** begin **
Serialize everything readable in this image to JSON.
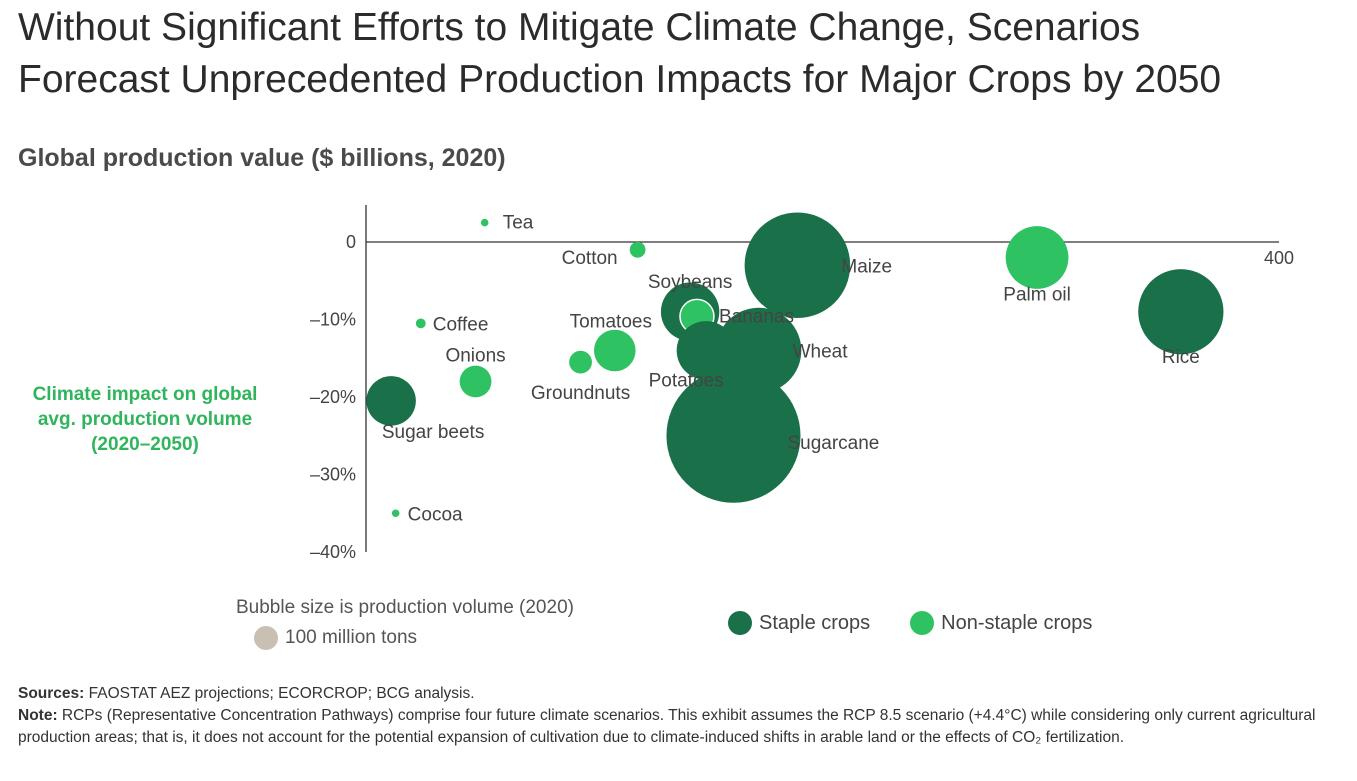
{
  "title_line1": "Without Significant Efforts to Mitigate Climate Change, Scenarios",
  "title_line2": "Forecast Unprecedented Production Impacts for Major Crops by 2050",
  "subtitle": "Global production value ($ billions, 2020)",
  "ylabel_line1": "Climate impact on global",
  "ylabel_line2": "avg. production volume",
  "ylabel_line3": "(2020–2050)",
  "size_note": "Bubble size is production volume (2020)",
  "size_legend_label": "100 million tons",
  "legend": {
    "staple": "Staple crops",
    "nonstaple": "Non-staple crops"
  },
  "footer": {
    "sources_label": "Sources:",
    "sources_text": " FAOSTAT AEZ projections; ECORCROP; BCG analysis.",
    "note_label": "Note:",
    "note_text": " RCPs (Representative Concentration Pathways) comprise four future climate scenarios. This exhibit assumes the RCP 8.5 scenario (+4.4°C) while considering only current agricultural production areas; that is, it does not account for the potential expansion of cultivation due to climate-induced shifts in arable land or the effects of CO₂ fertilization."
  },
  "colors": {
    "staple": "#1a7049",
    "nonstaple": "#2fc262",
    "size_ref": "#c9bfb3",
    "axis": "#333333"
  },
  "chart_data": {
    "type": "scatter",
    "title": "Global production value ($ billions, 2020)",
    "xlabel": "",
    "ylabel": "Climate impact on global avg. production volume (2020–2050)",
    "xlim": [
      0,
      400
    ],
    "ylim": [
      -40,
      4
    ],
    "x_tick_labels": [
      "400"
    ],
    "y_tick_labels": [
      "0",
      "–10%",
      "–20%",
      "–30%",
      "–40%"
    ],
    "size_legend": {
      "label": "100 million tons",
      "volume": 100
    },
    "points": [
      {
        "name": "Tea",
        "x": 52,
        "y": 2.5,
        "volume": 6,
        "group": "nonstaple"
      },
      {
        "name": "Cotton",
        "x": 119,
        "y": -1,
        "volume": 26,
        "group": "nonstaple"
      },
      {
        "name": "Maize",
        "x": 189,
        "y": -3,
        "volume": 1160,
        "group": "staple"
      },
      {
        "name": "Palm oil",
        "x": 294,
        "y": -2,
        "volume": 410,
        "group": "nonstaple"
      },
      {
        "name": "Soybeans",
        "x": 142,
        "y": -9,
        "volume": 355,
        "group": "staple"
      },
      {
        "name": "Bananas",
        "x": 145,
        "y": -9.6,
        "volume": 120,
        "group": "nonstaple"
      },
      {
        "name": "Coffee",
        "x": 24,
        "y": -10.5,
        "volume": 10,
        "group": "nonstaple"
      },
      {
        "name": "Tomatoes",
        "x": 109,
        "y": -14,
        "volume": 180,
        "group": "nonstaple"
      },
      {
        "name": "Potatoes",
        "x": 149,
        "y": -14,
        "volume": 360,
        "group": "staple"
      },
      {
        "name": "Wheat",
        "x": 172,
        "y": -14,
        "volume": 760,
        "group": "staple"
      },
      {
        "name": "Rice",
        "x": 357,
        "y": -9,
        "volume": 756,
        "group": "staple"
      },
      {
        "name": "Onions",
        "x": 48,
        "y": -18,
        "volume": 105,
        "group": "nonstaple"
      },
      {
        "name": "Groundnuts",
        "x": 94,
        "y": -15.5,
        "volume": 54,
        "group": "nonstaple"
      },
      {
        "name": "Sugar beets",
        "x": 11,
        "y": -20.5,
        "volume": 255,
        "group": "staple"
      },
      {
        "name": "Sugarcane",
        "x": 161,
        "y": -25,
        "volume": 1870,
        "group": "staple"
      },
      {
        "name": "Cocoa",
        "x": 13,
        "y": -35,
        "volume": 6,
        "group": "nonstaple"
      }
    ]
  }
}
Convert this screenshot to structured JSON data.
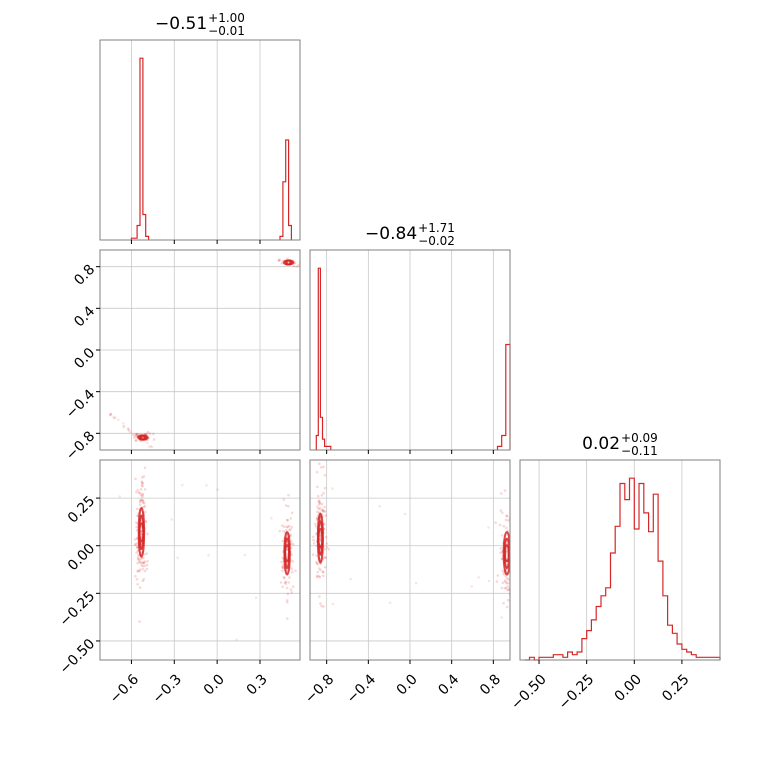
{
  "chart_data": {
    "type": "corner",
    "color": "#d62728",
    "grid": true,
    "parameters": [
      {
        "id": "p0",
        "range": [
          -0.82,
          0.58
        ],
        "ticks": [
          -0.6,
          -0.3,
          0.0,
          0.3
        ],
        "tick_labels": [
          "−0.6",
          "−0.3",
          "0.0",
          "0.3"
        ]
      },
      {
        "id": "p1",
        "range": [
          -0.96,
          0.96
        ],
        "ticks": [
          -0.8,
          -0.4,
          0.0,
          0.4,
          0.8
        ],
        "tick_labels": [
          "−0.8",
          "−0.4",
          "0.0",
          "0.4",
          "0.8"
        ]
      },
      {
        "id": "p2",
        "range": [
          -0.6,
          0.45
        ],
        "ticks": [
          -0.5,
          -0.25,
          0.0,
          0.25
        ],
        "tick_labels": [
          "−0.50",
          "−0.25",
          "0.00",
          "0.25"
        ]
      }
    ],
    "titles": [
      {
        "median": "−0.51",
        "plus": "+1.00",
        "minus": "−0.01"
      },
      {
        "median": "−0.84",
        "plus": "+1.71",
        "minus": "−0.02"
      },
      {
        "median": "0.02",
        "plus": "+0.09",
        "minus": "−0.11"
      }
    ],
    "histograms": [
      {
        "bins": [
          [
            -0.6,
            -0.56,
            0.01
          ],
          [
            -0.56,
            -0.54,
            0.08
          ],
          [
            -0.54,
            -0.52,
            1.0
          ],
          [
            -0.52,
            -0.5,
            0.14
          ],
          [
            -0.5,
            -0.48,
            0.02
          ],
          [
            0.44,
            0.46,
            0.02
          ],
          [
            0.46,
            0.48,
            0.32
          ],
          [
            0.48,
            0.5,
            0.55
          ],
          [
            0.5,
            0.52,
            0.08
          ]
        ],
        "ymax": 1.0
      },
      {
        "bins": [
          [
            -0.9,
            -0.88,
            0.08
          ],
          [
            -0.88,
            -0.86,
            1.0
          ],
          [
            -0.86,
            -0.84,
            0.18
          ],
          [
            -0.84,
            -0.82,
            0.06
          ],
          [
            -0.82,
            -0.76,
            0.02
          ],
          [
            0.84,
            0.88,
            0.02
          ],
          [
            0.88,
            0.92,
            0.08
          ],
          [
            0.92,
            0.96,
            0.58
          ]
        ],
        "ymax": 1.0
      },
      {
        "bins": [
          [
            -0.575,
            -0.55,
            0.0
          ],
          [
            -0.55,
            -0.525,
            0.01
          ],
          [
            -0.525,
            -0.5,
            0.0
          ],
          [
            -0.5,
            -0.475,
            0.01
          ],
          [
            -0.475,
            -0.45,
            0.01
          ],
          [
            -0.45,
            -0.425,
            0.01
          ],
          [
            -0.425,
            -0.4,
            0.02
          ],
          [
            -0.4,
            -0.375,
            0.02
          ],
          [
            -0.375,
            -0.35,
            0.01
          ],
          [
            -0.35,
            -0.325,
            0.03
          ],
          [
            -0.325,
            -0.3,
            0.02
          ],
          [
            -0.3,
            -0.275,
            0.03
          ],
          [
            -0.275,
            -0.25,
            0.08
          ],
          [
            -0.25,
            -0.225,
            0.11
          ],
          [
            -0.225,
            -0.2,
            0.15
          ],
          [
            -0.2,
            -0.175,
            0.2
          ],
          [
            -0.175,
            -0.15,
            0.24
          ],
          [
            -0.15,
            -0.125,
            0.27
          ],
          [
            -0.125,
            -0.1,
            0.4
          ],
          [
            -0.1,
            -0.075,
            0.5
          ],
          [
            -0.075,
            -0.05,
            0.66
          ],
          [
            -0.05,
            -0.025,
            0.6
          ],
          [
            -0.025,
            0.0,
            0.68
          ],
          [
            0.0,
            0.025,
            0.49
          ],
          [
            0.025,
            0.05,
            0.66
          ],
          [
            0.05,
            0.075,
            0.55
          ],
          [
            0.075,
            0.1,
            0.48
          ],
          [
            0.1,
            0.125,
            0.62
          ],
          [
            0.125,
            0.15,
            0.37
          ],
          [
            0.15,
            0.175,
            0.24
          ],
          [
            0.175,
            0.2,
            0.13
          ],
          [
            0.2,
            0.225,
            0.1
          ],
          [
            0.225,
            0.25,
            0.06
          ],
          [
            0.25,
            0.275,
            0.04
          ],
          [
            0.275,
            0.3,
            0.03
          ],
          [
            0.3,
            0.325,
            0.02
          ],
          [
            0.325,
            0.35,
            0.01
          ],
          [
            0.35,
            0.45,
            0.01
          ]
        ],
        "ymax": 0.68
      }
    ],
    "pairs": [
      {
        "x_param": 0,
        "y_param": 1,
        "modes": [
          {
            "x": -0.52,
            "y": -0.84,
            "sx": 0.02,
            "sy": 0.01,
            "n": 60
          },
          {
            "x": 0.5,
            "y": 0.84,
            "sx": 0.02,
            "sy": 0.01,
            "n": 30
          }
        ],
        "tail": {
          "x": [
            -0.75,
            -0.45
          ],
          "y": [
            -0.62,
            -0.95
          ],
          "n": 25
        }
      },
      {
        "x_param": 0,
        "y_param": 2,
        "modes": [
          {
            "x": -0.53,
            "y": 0.07,
            "sx": 0.012,
            "sy": 0.08,
            "n": 140
          },
          {
            "x": 0.49,
            "y": -0.04,
            "sx": 0.012,
            "sy": 0.07,
            "n": 90
          }
        ],
        "tail": {
          "x": [
            -0.8,
            0.5
          ],
          "y": [
            -0.55,
            0.35
          ],
          "n": 12
        }
      },
      {
        "x_param": 1,
        "y_param": 2,
        "modes": [
          {
            "x": -0.86,
            "y": 0.04,
            "sx": 0.015,
            "sy": 0.08,
            "n": 150
          },
          {
            "x": 0.93,
            "y": -0.04,
            "sx": 0.02,
            "sy": 0.07,
            "n": 90
          }
        ],
        "tail": {
          "x": [
            -0.9,
            0.9
          ],
          "y": [
            -0.5,
            0.4
          ],
          "n": 12
        }
      }
    ]
  }
}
** end **
**GIVEN PROBLEM**. From the listing, copy each line containing the word "billions".

**COMPLETE OUTPUT**.
  "subtitle": "Global production value ($ billions, 2020)",
    "title": "Global production value ($ billions, 2020)",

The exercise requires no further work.